- Your objective: Can you rewrite the paragraph of the excerpt that begins "It was a very silent trip home" as a brief bulleted list that keeps its main facts?

- Excerpt to read:

Segment Open

It was a very silent trip home and i knew something was wrong,,but he just said he was tired,,,the next day he arrives ranting over how it cost him $40 in petrol and didnt get anything out of it,,he was also happy to take the $40 back even though it was my mortgage money,,it escalated into the usual "what a bad person i am" argument,,i am glad that my sister has been here for three weeks to see his whole cycle,,high to low,,,next day he is demanding his son,,because he has court paperwork that says so,,,i calm him down and we sort out our sons situation,,once again" our son stays at his home that night and comes home with "attitude" towards "aunty kathy" refusing to call her by the title "aunty" and saying ,,its not working with her here,,,the next day is mine,,he drops his son back late knowing that he had an early playgroup date (control), then says he thinks it is best for us to be over and we resort to the courts roster,,,once again , i verbally give it to him,,he has tears in his eyes,,i am sad because he is the most giving person when he is well,,but he thinks that there is no problem.

Segment Closed

(Extracted records)

Segment Open

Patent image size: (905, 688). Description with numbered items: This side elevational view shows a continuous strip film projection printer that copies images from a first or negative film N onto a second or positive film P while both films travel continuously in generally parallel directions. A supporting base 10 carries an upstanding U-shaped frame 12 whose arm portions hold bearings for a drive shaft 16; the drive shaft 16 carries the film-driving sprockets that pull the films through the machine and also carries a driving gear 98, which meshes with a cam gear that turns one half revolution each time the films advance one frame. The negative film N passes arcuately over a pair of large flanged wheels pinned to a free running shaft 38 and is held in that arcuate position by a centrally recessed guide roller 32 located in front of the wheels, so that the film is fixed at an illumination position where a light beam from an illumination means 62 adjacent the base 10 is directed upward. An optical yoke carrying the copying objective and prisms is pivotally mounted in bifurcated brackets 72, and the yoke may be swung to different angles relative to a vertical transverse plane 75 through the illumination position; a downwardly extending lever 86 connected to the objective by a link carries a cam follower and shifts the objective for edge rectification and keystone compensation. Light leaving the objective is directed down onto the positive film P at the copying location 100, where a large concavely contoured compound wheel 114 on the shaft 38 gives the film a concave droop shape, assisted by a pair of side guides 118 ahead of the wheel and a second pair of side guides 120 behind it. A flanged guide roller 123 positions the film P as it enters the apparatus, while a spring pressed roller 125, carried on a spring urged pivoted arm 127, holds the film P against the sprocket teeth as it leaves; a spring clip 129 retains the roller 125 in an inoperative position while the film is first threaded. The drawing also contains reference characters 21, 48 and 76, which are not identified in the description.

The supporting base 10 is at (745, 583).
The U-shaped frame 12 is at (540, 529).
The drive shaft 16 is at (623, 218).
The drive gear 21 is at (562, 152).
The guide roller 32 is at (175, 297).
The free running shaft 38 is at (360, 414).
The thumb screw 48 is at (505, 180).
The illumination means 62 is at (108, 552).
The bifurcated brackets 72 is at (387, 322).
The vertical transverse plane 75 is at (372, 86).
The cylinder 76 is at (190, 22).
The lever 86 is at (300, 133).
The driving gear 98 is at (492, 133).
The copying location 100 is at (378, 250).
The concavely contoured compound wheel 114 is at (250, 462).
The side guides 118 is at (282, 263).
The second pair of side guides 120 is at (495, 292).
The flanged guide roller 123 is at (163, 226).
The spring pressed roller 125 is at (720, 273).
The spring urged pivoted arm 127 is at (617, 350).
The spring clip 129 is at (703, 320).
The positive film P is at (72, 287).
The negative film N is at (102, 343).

Segment Closed

- Solution:
- The trip home was silent, and the writer sensed something was wrong, but he said he was only tired.
- The next day he complained that the trip cost him $40 in petrol for nothing, and he took the $40 back even though it was the writer's mortgage money.
- This turned into the usual argument about what a bad person the writer is. The writer's sister, there for three weeks, saw his whole cycle from high to low.
- The following day he demanded his son, citing court paperwork. The writer calmed him and they sorted out their son's situation.
- The son stayed at his home that night and came back with an attitude toward "aunty kathy." He refused to call her "aunty" and said it wasn't working with her there.
- On the writer's day, he brought his son back late despite an early playgroup date, which the writer saw as control. He then said they should end things and follow the court roster.
- The writer told him off. He had tears in his eyes. The writer felt sad, because he is very giving when well but believes there is no problem.